◆ **To be done**
Repeat what the lines below say, word for word, and skip every image.

(Source records)
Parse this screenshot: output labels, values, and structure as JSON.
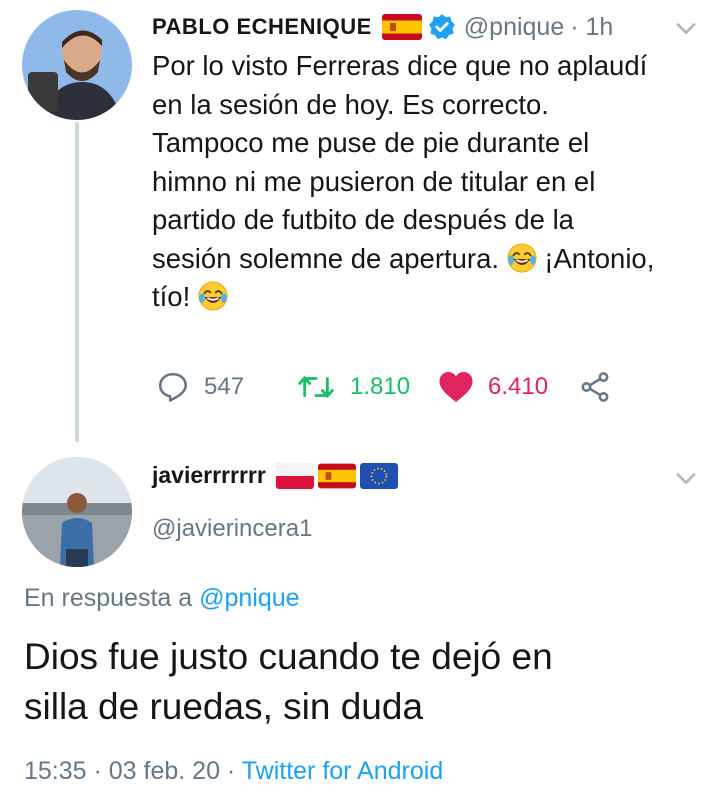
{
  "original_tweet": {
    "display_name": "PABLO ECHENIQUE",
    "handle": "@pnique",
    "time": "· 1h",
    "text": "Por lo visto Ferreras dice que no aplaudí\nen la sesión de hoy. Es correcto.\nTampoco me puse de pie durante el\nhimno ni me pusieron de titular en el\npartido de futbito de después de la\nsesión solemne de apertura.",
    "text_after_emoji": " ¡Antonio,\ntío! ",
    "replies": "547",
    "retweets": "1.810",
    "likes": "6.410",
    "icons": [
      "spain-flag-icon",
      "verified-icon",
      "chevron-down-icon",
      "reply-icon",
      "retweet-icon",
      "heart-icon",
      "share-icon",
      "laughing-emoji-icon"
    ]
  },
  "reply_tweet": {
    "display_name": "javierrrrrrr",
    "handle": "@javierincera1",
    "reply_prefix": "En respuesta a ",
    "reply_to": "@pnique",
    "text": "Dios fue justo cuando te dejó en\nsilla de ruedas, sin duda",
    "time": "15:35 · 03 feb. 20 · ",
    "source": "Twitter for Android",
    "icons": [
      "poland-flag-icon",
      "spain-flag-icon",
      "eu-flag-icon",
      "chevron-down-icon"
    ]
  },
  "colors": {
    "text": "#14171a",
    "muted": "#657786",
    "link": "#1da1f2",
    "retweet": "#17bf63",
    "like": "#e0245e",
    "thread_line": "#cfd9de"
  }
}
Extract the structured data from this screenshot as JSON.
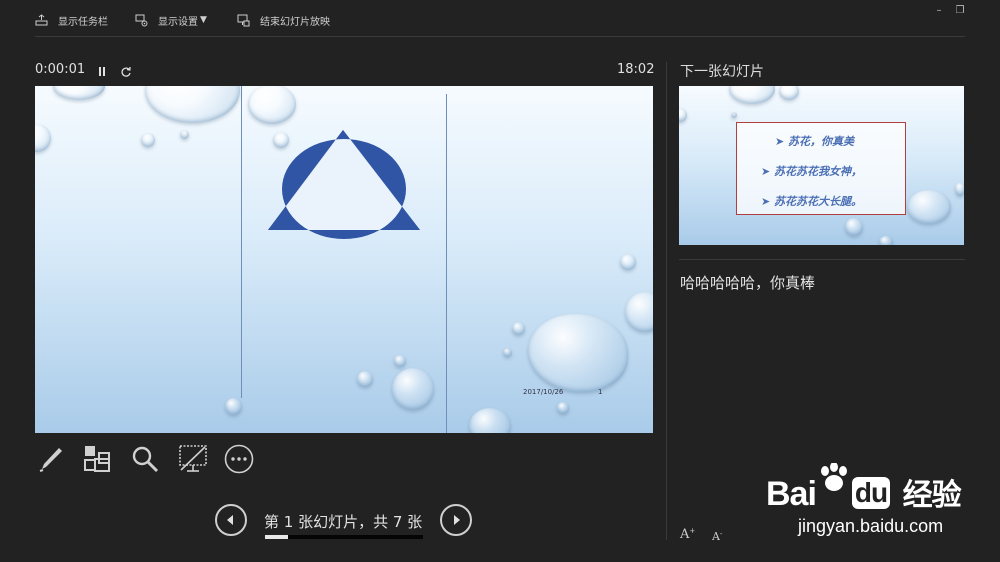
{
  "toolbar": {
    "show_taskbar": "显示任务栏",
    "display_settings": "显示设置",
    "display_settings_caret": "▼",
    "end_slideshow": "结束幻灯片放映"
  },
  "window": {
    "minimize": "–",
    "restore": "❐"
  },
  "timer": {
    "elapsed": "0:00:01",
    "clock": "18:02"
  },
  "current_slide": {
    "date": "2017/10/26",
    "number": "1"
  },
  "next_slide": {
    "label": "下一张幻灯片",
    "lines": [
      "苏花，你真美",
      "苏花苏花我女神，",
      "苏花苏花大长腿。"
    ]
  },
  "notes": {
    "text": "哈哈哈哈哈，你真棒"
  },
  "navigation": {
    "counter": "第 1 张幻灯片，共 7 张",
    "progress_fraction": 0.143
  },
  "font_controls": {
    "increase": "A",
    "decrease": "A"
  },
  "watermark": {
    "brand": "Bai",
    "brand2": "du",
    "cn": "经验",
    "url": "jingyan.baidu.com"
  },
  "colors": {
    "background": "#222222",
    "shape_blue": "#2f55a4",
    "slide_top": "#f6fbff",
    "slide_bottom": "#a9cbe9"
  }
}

◆ **Task solution**
Parse this screenshot: output labels, values, and structure as JSON.
{
  "original_tweet": {
    "display_name": "PABLO ECHENIQUE",
    "handle": "@pnique",
    "time": "· 1h",
    "text": "Por lo visto Ferreras dice que no aplaudí\nen la sesión de hoy. Es correcto.\nTampoco me puse de pie durante el\nhimno ni me pusieron de titular en el\npartido de futbito de después de la\nsesión solemne de apertura.",
    "text_after_emoji": " ¡Antonio,\ntío! ",
    "replies": "547",
    "retweets": "1.810",
    "likes": "6.410",
    "icons": [
      "spain-flag-icon",
      "verified-icon",
      "chevron-down-icon",
      "reply-icon",
      "retweet-icon",
      "heart-icon",
      "share-icon",
      "laughing-emoji-icon"
    ]
  },
  "reply_tweet": {
    "display_name": "javierrrrrrr",
    "handle": "@javierincera1",
    "reply_prefix": "En respuesta a ",
    "reply_to": "@pnique",
    "text": "Dios fue justo cuando te dejó en\nsilla de ruedas, sin duda",
    "time": "15:35 · 03 feb. 20 · ",
    "source": "Twitter for Android",
    "icons": [
      "poland-flag-icon",
      "spain-flag-icon",
      "eu-flag-icon",
      "chevron-down-icon"
    ]
  },
  "colors": {
    "text": "#14171a",
    "muted": "#657786",
    "link": "#1da1f2",
    "retweet": "#17bf63",
    "like": "#e0245e",
    "thread_line": "#cfd9de"
  }
}
Extract the structured data from this screenshot as JSON.
{
  "toolbar": {
    "show_taskbar": "显示任务栏",
    "display_settings": "显示设置",
    "display_settings_caret": "▼",
    "end_slideshow": "结束幻灯片放映"
  },
  "window": {
    "minimize": "–",
    "restore": "❐"
  },
  "timer": {
    "elapsed": "0:00:01",
    "clock": "18:02"
  },
  "current_slide": {
    "date": "2017/10/26",
    "number": "1"
  },
  "next_slide": {
    "label": "下一张幻灯片",
    "lines": [
      "苏花，你真美",
      "苏花苏花我女神，",
      "苏花苏花大长腿。"
    ]
  },
  "notes": {
    "text": "哈哈哈哈哈，你真棒"
  },
  "navigation": {
    "counter": "第 1 张幻灯片，共 7 张",
    "progress_fraction": 0.143
  },
  "font_controls": {
    "increase": "A",
    "decrease": "A"
  },
  "watermark": {
    "brand": "Bai",
    "brand2": "du",
    "cn": "经验",
    "url": "jingyan.baidu.com"
  },
  "colors": {
    "background": "#222222",
    "shape_blue": "#2f55a4",
    "slide_top": "#f6fbff",
    "slide_bottom": "#a9cbe9"
  }
}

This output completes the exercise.